[Exercise requirements]
Output the data exactly, with every line intact.

[Materials provided]
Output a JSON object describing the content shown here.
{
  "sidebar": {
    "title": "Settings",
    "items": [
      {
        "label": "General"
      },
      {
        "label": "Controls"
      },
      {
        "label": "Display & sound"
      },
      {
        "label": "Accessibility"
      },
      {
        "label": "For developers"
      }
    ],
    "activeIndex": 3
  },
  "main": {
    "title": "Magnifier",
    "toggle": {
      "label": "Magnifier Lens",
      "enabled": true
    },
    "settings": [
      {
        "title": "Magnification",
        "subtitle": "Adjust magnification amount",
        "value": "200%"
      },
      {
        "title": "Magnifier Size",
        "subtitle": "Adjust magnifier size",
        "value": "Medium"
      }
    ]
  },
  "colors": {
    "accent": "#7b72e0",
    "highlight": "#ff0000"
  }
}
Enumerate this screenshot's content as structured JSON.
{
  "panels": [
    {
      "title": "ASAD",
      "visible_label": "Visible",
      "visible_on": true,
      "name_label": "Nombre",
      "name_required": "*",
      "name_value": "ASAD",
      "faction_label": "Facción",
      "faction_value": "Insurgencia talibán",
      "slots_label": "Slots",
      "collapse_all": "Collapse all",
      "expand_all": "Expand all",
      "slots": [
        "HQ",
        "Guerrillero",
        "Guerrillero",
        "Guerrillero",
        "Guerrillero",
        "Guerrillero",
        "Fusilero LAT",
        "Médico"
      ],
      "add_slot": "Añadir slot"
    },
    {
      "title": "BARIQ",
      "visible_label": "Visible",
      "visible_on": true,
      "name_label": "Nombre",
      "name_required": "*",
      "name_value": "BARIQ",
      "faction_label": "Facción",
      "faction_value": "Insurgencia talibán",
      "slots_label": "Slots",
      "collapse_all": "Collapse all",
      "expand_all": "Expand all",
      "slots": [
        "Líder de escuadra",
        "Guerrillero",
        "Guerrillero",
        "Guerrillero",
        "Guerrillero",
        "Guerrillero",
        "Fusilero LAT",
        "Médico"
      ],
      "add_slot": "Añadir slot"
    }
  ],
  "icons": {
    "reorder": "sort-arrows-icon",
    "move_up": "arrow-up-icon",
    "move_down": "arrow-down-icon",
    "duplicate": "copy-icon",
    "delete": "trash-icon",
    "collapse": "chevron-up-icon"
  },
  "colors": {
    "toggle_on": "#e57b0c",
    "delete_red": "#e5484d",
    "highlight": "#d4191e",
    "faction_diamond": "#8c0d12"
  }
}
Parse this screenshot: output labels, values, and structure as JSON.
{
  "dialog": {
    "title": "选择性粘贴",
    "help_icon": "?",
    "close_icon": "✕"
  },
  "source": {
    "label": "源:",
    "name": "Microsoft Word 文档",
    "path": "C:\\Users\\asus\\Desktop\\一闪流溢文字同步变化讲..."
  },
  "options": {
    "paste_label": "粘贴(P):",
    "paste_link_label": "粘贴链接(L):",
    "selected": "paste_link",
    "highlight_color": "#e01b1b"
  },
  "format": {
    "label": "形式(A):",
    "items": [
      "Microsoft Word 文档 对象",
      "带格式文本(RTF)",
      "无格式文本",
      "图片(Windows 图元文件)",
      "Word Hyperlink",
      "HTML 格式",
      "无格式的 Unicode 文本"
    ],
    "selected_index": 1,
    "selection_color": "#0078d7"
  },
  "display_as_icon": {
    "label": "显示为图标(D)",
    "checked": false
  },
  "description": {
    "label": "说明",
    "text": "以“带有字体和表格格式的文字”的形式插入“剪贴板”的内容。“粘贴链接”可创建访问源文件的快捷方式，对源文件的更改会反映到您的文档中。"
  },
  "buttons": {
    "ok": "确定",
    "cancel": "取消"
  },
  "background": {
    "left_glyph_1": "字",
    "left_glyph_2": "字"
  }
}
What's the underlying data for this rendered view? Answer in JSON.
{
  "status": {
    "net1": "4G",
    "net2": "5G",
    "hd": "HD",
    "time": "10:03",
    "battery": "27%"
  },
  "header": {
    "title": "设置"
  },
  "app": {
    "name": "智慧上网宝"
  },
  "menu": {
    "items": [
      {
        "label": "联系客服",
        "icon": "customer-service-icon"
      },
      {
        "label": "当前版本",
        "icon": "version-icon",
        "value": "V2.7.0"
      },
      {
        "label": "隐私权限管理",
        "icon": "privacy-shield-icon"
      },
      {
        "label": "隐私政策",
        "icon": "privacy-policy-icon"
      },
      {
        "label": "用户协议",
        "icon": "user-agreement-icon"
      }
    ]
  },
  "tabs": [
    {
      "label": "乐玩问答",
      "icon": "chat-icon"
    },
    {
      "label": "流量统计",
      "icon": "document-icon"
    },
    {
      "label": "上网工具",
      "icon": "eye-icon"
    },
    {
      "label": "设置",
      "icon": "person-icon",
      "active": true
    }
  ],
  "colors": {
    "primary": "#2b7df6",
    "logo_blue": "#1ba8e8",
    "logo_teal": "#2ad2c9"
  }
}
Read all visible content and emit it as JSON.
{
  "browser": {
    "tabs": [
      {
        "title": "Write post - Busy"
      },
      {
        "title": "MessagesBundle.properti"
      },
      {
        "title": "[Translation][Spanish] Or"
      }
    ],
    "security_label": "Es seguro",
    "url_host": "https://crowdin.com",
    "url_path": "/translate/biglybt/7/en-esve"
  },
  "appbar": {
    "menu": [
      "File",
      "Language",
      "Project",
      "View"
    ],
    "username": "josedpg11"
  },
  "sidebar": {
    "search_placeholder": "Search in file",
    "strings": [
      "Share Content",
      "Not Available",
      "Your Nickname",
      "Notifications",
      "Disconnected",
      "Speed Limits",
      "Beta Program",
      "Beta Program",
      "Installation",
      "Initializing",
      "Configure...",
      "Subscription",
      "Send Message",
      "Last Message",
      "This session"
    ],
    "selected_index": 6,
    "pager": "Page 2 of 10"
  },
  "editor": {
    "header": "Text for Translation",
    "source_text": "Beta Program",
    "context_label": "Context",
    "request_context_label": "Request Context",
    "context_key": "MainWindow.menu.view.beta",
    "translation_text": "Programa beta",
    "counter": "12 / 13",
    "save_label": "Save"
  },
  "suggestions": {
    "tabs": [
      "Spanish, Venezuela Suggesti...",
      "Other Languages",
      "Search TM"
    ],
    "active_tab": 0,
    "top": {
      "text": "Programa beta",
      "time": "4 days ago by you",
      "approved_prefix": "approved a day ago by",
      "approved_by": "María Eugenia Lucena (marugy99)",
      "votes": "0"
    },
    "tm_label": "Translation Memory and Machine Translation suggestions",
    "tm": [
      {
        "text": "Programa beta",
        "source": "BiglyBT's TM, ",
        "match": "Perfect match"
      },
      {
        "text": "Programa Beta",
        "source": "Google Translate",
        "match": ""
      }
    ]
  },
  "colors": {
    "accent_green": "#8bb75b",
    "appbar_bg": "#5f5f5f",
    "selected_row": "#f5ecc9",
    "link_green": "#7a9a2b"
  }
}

[Response to the task]
Output a JSON object describing the content shown here.
{
  "sidebar": {
    "title": "Settings",
    "items": [
      {
        "label": "General"
      },
      {
        "label": "Controls"
      },
      {
        "label": "Display & sound"
      },
      {
        "label": "Accessibility"
      },
      {
        "label": "For developers"
      }
    ],
    "activeIndex": 3
  },
  "main": {
    "title": "Magnifier",
    "toggle": {
      "label": "Magnifier Lens",
      "enabled": true
    },
    "settings": [
      {
        "title": "Magnification",
        "subtitle": "Adjust magnification amount",
        "value": "200%"
      },
      {
        "title": "Magnifier Size",
        "subtitle": "Adjust magnifier size",
        "value": "Medium"
      }
    ]
  },
  "colors": {
    "accent": "#7b72e0",
    "highlight": "#ff0000"
  }
}
Enumerate this screenshot's content as structured JSON.
{
  "panels": [
    {
      "title": "ASAD",
      "visible_label": "Visible",
      "visible_on": true,
      "name_label": "Nombre",
      "name_required": "*",
      "name_value": "ASAD",
      "faction_label": "Facción",
      "faction_value": "Insurgencia talibán",
      "slots_label": "Slots",
      "collapse_all": "Collapse all",
      "expand_all": "Expand all",
      "slots": [
        "HQ",
        "Guerrillero",
        "Guerrillero",
        "Guerrillero",
        "Guerrillero",
        "Guerrillero",
        "Fusilero LAT",
        "Médico"
      ],
      "add_slot": "Añadir slot"
    },
    {
      "title": "BARIQ",
      "visible_label": "Visible",
      "visible_on": true,
      "name_label": "Nombre",
      "name_required": "*",
      "name_value": "BARIQ",
      "faction_label": "Facción",
      "faction_value": "Insurgencia talibán",
      "slots_label": "Slots",
      "collapse_all": "Collapse all",
      "expand_all": "Expand all",
      "slots": [
        "Líder de escuadra",
        "Guerrillero",
        "Guerrillero",
        "Guerrillero",
        "Guerrillero",
        "Guerrillero",
        "Fusilero LAT",
        "Médico"
      ],
      "add_slot": "Añadir slot"
    }
  ],
  "icons": {
    "reorder": "sort-arrows-icon",
    "move_up": "arrow-up-icon",
    "move_down": "arrow-down-icon",
    "duplicate": "copy-icon",
    "delete": "trash-icon",
    "collapse": "chevron-up-icon"
  },
  "colors": {
    "toggle_on": "#e57b0c",
    "delete_red": "#e5484d",
    "highlight": "#d4191e",
    "faction_diamond": "#8c0d12"
  }
}
Parse this screenshot: output labels, values, and structure as JSON.
{
  "dialog": {
    "title": "选择性粘贴",
    "help_icon": "?",
    "close_icon": "✕"
  },
  "source": {
    "label": "源:",
    "name": "Microsoft Word 文档",
    "path": "C:\\Users\\asus\\Desktop\\一闪流溢文字同步变化讲..."
  },
  "options": {
    "paste_label": "粘贴(P):",
    "paste_link_label": "粘贴链接(L):",
    "selected": "paste_link",
    "highlight_color": "#e01b1b"
  },
  "format": {
    "label": "形式(A):",
    "items": [
      "Microsoft Word 文档 对象",
      "带格式文本(RTF)",
      "无格式文本",
      "图片(Windows 图元文件)",
      "Word Hyperlink",
      "HTML 格式",
      "无格式的 Unicode 文本"
    ],
    "selected_index": 1,
    "selection_color": "#0078d7"
  },
  "display_as_icon": {
    "label": "显示为图标(D)",
    "checked": false
  },
  "description": {
    "label": "说明",
    "text": "以“带有字体和表格格式的文字”的形式插入“剪贴板”的内容。“粘贴链接”可创建访问源文件的快捷方式，对源文件的更改会反映到您的文档中。"
  },
  "buttons": {
    "ok": "确定",
    "cancel": "取消"
  },
  "background": {
    "left_glyph_1": "字",
    "left_glyph_2": "字"
  }
}
What's the underlying data for this rendered view? Answer in JSON.
{
  "status": {
    "net1": "4G",
    "net2": "5G",
    "hd": "HD",
    "time": "10:03",
    "battery": "27%"
  },
  "header": {
    "title": "设置"
  },
  "app": {
    "name": "智慧上网宝"
  },
  "menu": {
    "items": [
      {
        "label": "联系客服",
        "icon": "customer-service-icon"
      },
      {
        "label": "当前版本",
        "icon": "version-icon",
        "value": "V2.7.0"
      },
      {
        "label": "隐私权限管理",
        "icon": "privacy-shield-icon"
      },
      {
        "label": "隐私政策",
        "icon": "privacy-policy-icon"
      },
      {
        "label": "用户协议",
        "icon": "user-agreement-icon"
      }
    ]
  },
  "tabs": [
    {
      "label": "乐玩问答",
      "icon": "chat-icon"
    },
    {
      "label": "流量统计",
      "icon": "document-icon"
    },
    {
      "label": "上网工具",
      "icon": "eye-icon"
    },
    {
      "label": "设置",
      "icon": "person-icon",
      "active": true
    }
  ],
  "colors": {
    "primary": "#2b7df6",
    "logo_blue": "#1ba8e8",
    "logo_teal": "#2ad2c9"
  }
}
Read all visible content and emit it as JSON.
{
  "browser": {
    "tabs": [
      {
        "title": "Write post - Busy"
      },
      {
        "title": "MessagesBundle.properti"
      },
      {
        "title": "[Translation][Spanish] Or"
      }
    ],
    "security_label": "Es seguro",
    "url_host": "https://crowdin.com",
    "url_path": "/translate/biglybt/7/en-esve"
  },
  "appbar": {
    "menu": [
      "File",
      "Language",
      "Project",
      "View"
    ],
    "username": "josedpg11"
  },
  "sidebar": {
    "search_placeholder": "Search in file",
    "strings": [
      "Share Content",
      "Not Available",
      "Your Nickname",
      "Notifications",
      "Disconnected",
      "Speed Limits",
      "Beta Program",
      "Beta Program",
      "Installation",
      "Initializing",
      "Configure...",
      "Subscription",
      "Send Message",
      "Last Message",
      "This session"
    ],
    "selected_index": 6,
    "pager": "Page 2 of 10"
  },
  "editor": {
    "header": "Text for Translation",
    "source_text": "Beta Program",
    "context_label": "Context",
    "request_context_label": "Request Context",
    "context_key": "MainWindow.menu.view.beta",
    "translation_text": "Programa beta",
    "counter": "12 / 13",
    "save_label": "Save"
  },
  "suggestions": {
    "tabs": [
      "Spanish, Venezuela Suggesti...",
      "Other Languages",
      "Search TM"
    ],
    "active_tab": 0,
    "top": {
      "text": "Programa beta",
      "time": "4 days ago by you",
      "approved_prefix": "approved a day ago by",
      "approved_by": "María Eugenia Lucena (marugy99)",
      "votes": "0"
    },
    "tm_label": "Translation Memory and Machine Translation suggestions",
    "tm": [
      {
        "text": "Programa beta",
        "source": "BiglyBT's TM, ",
        "match": "Perfect match"
      },
      {
        "text": "Programa Beta",
        "source": "Google Translate",
        "match": ""
      }
    ]
  },
  "colors": {
    "accent_green": "#8bb75b",
    "appbar_bg": "#5f5f5f",
    "selected_row": "#f5ecc9",
    "link_green": "#7a9a2b"
  }
}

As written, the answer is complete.